== Written task ==
Copy out each line of the data that holds the word "this".

== Dataset rows ==
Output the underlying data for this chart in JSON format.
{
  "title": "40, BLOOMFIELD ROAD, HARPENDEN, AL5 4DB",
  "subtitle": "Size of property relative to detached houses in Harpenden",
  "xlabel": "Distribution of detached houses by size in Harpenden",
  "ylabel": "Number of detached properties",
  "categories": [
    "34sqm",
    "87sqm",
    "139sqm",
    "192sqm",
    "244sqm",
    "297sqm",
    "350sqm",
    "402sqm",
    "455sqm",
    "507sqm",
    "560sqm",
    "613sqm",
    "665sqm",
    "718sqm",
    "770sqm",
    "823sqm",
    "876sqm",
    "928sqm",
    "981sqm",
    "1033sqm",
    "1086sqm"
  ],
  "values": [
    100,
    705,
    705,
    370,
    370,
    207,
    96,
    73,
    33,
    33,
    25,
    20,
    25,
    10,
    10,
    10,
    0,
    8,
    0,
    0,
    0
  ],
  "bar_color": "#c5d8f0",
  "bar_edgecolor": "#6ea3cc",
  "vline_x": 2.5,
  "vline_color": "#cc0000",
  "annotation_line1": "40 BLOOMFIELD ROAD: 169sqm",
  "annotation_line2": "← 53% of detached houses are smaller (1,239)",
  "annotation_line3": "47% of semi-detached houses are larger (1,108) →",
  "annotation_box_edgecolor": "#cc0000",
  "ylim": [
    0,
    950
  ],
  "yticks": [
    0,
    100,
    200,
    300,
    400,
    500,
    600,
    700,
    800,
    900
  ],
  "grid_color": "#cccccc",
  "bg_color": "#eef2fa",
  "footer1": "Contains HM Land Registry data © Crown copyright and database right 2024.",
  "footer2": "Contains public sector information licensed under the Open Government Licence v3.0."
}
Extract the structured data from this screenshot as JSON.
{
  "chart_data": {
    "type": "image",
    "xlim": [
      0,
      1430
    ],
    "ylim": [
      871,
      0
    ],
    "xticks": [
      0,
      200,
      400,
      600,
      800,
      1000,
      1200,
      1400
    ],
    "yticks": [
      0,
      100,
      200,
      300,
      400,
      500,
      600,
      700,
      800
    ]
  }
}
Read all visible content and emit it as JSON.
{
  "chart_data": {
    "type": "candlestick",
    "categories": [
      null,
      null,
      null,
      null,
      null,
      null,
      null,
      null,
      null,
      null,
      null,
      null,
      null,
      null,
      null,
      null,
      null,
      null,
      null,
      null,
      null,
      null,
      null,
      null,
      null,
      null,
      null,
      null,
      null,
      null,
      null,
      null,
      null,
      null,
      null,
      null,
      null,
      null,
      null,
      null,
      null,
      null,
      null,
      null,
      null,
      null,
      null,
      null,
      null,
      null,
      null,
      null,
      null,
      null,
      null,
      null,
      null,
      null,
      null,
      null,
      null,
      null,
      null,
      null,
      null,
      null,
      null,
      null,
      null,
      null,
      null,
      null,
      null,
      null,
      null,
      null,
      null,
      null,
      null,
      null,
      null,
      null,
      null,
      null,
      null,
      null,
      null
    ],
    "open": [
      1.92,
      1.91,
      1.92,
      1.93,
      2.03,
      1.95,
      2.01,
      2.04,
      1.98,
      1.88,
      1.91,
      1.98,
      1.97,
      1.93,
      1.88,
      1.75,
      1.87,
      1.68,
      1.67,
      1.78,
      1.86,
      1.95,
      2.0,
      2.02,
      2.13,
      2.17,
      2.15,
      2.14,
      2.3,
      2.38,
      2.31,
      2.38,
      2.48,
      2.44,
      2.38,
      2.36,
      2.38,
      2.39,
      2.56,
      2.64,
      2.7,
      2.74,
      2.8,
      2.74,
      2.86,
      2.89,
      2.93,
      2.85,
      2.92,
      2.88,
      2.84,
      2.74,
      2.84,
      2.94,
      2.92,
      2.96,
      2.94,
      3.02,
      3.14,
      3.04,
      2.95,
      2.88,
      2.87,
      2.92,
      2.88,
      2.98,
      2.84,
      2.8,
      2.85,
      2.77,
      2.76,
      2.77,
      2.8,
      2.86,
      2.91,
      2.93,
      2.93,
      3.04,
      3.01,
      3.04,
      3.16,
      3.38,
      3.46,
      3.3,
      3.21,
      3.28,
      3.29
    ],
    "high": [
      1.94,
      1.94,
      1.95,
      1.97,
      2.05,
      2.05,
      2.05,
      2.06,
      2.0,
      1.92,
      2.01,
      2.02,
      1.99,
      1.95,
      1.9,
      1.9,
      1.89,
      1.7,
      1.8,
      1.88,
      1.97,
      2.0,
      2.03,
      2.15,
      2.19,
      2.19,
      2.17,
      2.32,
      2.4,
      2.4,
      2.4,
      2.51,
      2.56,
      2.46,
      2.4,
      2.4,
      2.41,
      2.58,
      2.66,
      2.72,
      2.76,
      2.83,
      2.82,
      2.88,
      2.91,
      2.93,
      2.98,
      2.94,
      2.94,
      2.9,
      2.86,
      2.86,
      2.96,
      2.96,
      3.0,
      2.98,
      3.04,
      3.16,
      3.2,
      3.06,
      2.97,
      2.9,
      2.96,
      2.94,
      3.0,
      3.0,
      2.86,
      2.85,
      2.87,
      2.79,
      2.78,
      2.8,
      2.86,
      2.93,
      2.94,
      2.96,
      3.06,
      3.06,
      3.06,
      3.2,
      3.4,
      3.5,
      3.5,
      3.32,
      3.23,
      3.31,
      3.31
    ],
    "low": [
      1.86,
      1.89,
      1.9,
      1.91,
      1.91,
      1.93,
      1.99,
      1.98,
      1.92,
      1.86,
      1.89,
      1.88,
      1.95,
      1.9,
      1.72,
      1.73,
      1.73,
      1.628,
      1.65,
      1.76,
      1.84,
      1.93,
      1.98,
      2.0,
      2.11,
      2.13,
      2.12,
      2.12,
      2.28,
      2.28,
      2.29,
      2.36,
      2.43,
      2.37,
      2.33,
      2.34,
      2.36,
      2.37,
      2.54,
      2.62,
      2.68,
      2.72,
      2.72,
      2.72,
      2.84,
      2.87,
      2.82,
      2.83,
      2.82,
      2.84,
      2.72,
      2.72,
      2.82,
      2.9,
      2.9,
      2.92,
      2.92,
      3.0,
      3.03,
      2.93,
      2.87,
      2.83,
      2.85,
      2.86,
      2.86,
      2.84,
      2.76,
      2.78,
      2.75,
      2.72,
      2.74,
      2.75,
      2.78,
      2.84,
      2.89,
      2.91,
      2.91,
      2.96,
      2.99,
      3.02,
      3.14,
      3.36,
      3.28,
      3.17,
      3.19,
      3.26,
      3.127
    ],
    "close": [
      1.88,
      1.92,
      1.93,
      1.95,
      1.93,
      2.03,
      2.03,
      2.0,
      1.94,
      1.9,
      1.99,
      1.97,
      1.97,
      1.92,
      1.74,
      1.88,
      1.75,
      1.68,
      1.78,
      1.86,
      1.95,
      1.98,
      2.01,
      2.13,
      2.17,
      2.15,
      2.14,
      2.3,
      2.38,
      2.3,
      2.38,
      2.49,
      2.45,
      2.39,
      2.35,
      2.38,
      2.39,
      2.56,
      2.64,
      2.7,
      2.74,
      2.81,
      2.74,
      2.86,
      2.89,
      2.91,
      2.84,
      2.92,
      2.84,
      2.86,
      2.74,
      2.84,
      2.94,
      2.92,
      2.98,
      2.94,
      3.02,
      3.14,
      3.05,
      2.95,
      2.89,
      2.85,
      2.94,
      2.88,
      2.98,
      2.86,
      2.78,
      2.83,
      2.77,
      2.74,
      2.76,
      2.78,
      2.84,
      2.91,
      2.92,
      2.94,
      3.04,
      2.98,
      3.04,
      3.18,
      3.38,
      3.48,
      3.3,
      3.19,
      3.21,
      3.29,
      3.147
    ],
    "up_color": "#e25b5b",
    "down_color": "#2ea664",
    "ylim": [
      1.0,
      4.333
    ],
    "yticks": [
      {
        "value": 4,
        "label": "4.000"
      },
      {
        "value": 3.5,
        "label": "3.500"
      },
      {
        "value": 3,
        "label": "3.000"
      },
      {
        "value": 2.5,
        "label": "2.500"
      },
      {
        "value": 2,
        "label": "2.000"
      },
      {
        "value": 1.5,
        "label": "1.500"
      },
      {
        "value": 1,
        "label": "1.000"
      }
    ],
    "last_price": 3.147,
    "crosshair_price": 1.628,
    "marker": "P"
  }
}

== Exercise response ==
Output the underlying data for this chart in JSON format.
Extract the structured data from this screenshot as JSON.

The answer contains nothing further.